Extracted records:
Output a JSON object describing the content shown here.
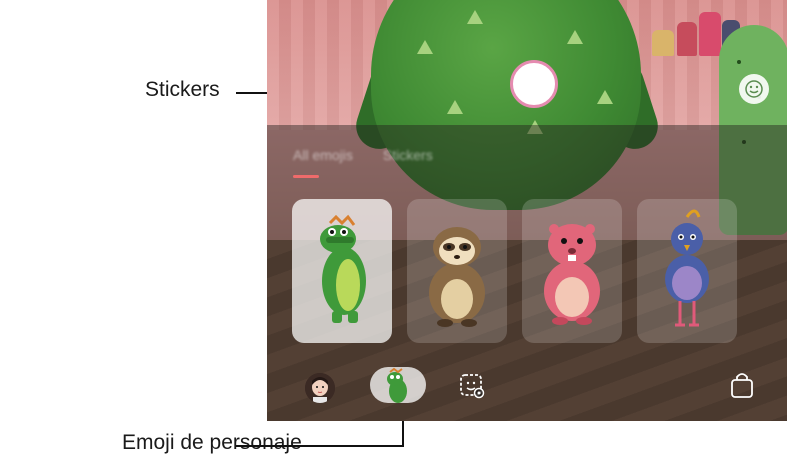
{
  "callouts": {
    "stickers_label": "Stickers",
    "character_emoji_label": "Emoji de personaje"
  },
  "tabs": [
    {
      "label": "All emojis",
      "selected": true
    },
    {
      "label": "Stickers",
      "selected": false
    }
  ],
  "characters": [
    {
      "name": "dinosaur",
      "selected": true
    },
    {
      "name": "sloth",
      "selected": false
    },
    {
      "name": "pink-beaver",
      "selected": false
    },
    {
      "name": "blue-bird",
      "selected": false
    }
  ],
  "bottom_bar": {
    "items": [
      "my-emoji-avatar",
      "character-emoji",
      "stickers",
      "store"
    ],
    "selected": "character-emoji"
  },
  "colors": {
    "accent_underline": "#ef6b6b",
    "shutter_ring": "#e58bb0"
  }
}
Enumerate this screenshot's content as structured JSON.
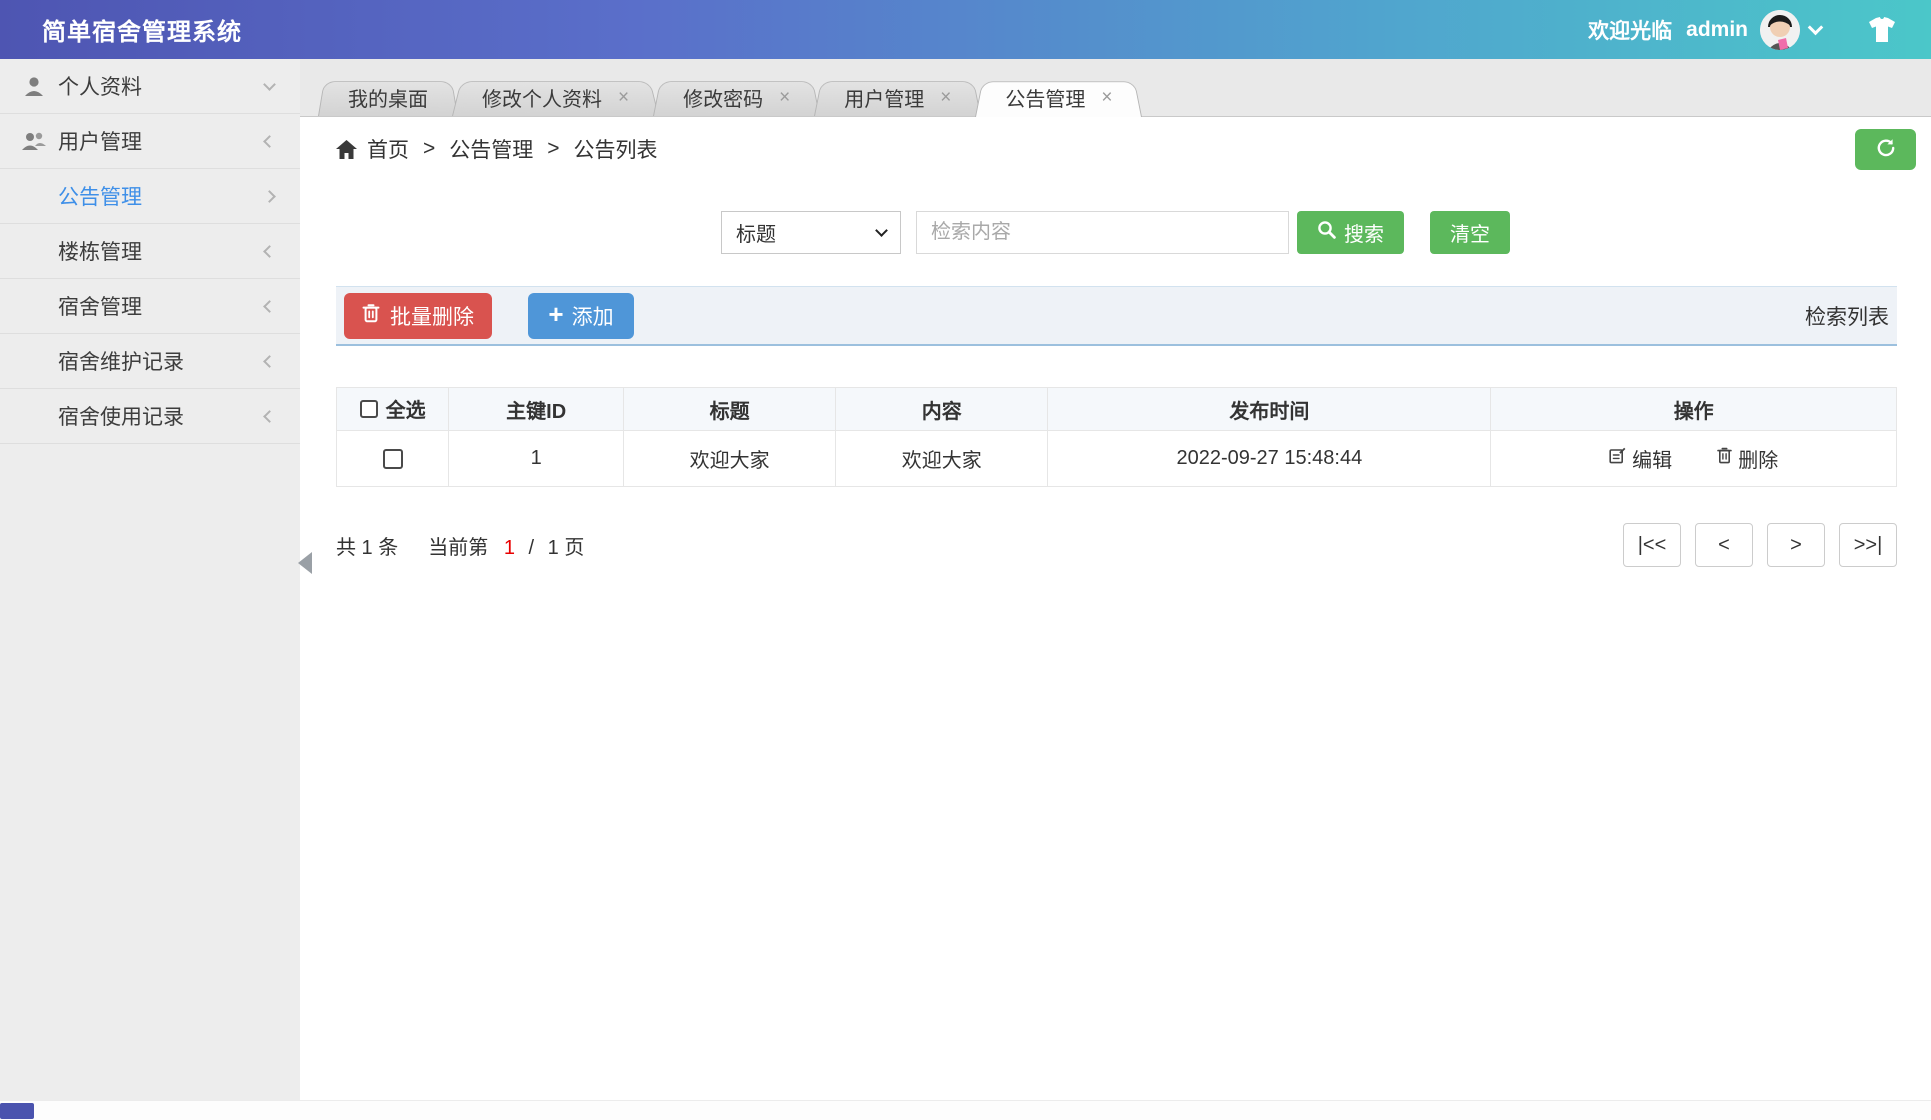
{
  "header": {
    "app_title": "简单宿舍管理系统",
    "welcome_text": "欢迎光临",
    "username": "admin"
  },
  "sidebar": {
    "items": [
      {
        "label": "个人资料",
        "icon": "user-icon",
        "state": "expanded"
      },
      {
        "label": "用户管理",
        "icon": "users-icon",
        "state": "collapsed"
      },
      {
        "label": "公告管理",
        "icon": "menu-list-icon",
        "state": "active"
      },
      {
        "label": "楼栋管理",
        "icon": "menu-list-icon",
        "state": "collapsed"
      },
      {
        "label": "宿舍管理",
        "icon": "menu-list-icon",
        "state": "collapsed"
      },
      {
        "label": "宿舍维护记录",
        "icon": "menu-list-icon",
        "state": "collapsed"
      },
      {
        "label": "宿舍使用记录",
        "icon": "menu-list-icon",
        "state": "collapsed"
      }
    ]
  },
  "tabs": {
    "close_glyph": "×",
    "items": [
      {
        "label": "我的桌面",
        "closable": false,
        "active": false
      },
      {
        "label": "修改个人资料",
        "closable": true,
        "active": false
      },
      {
        "label": "修改密码",
        "closable": true,
        "active": false
      },
      {
        "label": "用户管理",
        "closable": true,
        "active": false
      },
      {
        "label": "公告管理",
        "closable": true,
        "active": true
      }
    ]
  },
  "breadcrumb": {
    "home": "首页",
    "separator": ">",
    "level2": "公告管理",
    "level3": "公告列表"
  },
  "search": {
    "field_select_value": "标题",
    "keyword_placeholder": "检索内容",
    "search_button": "搜索",
    "clear_button": "清空"
  },
  "toolbar": {
    "batch_delete_button": "批量删除",
    "add_button": "添加",
    "list_caption": "检索列表"
  },
  "table": {
    "select_all_label": "全选",
    "columns": [
      "主键ID",
      "标题",
      "内容",
      "发布时间",
      "操作"
    ],
    "edit_label": "编辑",
    "delete_label": "删除",
    "rows": [
      {
        "id": "1",
        "title": "欢迎大家",
        "content": "欢迎大家",
        "publish_time": "2022-09-27 15:48:44"
      }
    ]
  },
  "pagination": {
    "total_text": "共 1 条",
    "current_prefix": "当前第",
    "current_page": "1",
    "divider": "/",
    "total_pages": "1",
    "unit": "页",
    "first_button": "|<<",
    "prev_button": "<",
    "next_button": ">",
    "last_button": ">>|"
  },
  "colors": {
    "header-grad-a": "#4e55b2",
    "header-grad-d": "#4bc7c9",
    "sidebar-active": "#3e8fe8",
    "btn-green": "#5cb85c",
    "btn-red": "#d9534f",
    "btn-blue": "#4f96d8",
    "page-red": "#e80000",
    "scroll-thumb": "#4a53ae"
  }
}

Directive: In the listing, find every line containing the word "header" and list it.

Expected answer:
  "header": {
    "header-grad-a": "#4e55b2",
    "header-grad-d": "#4bc7c9",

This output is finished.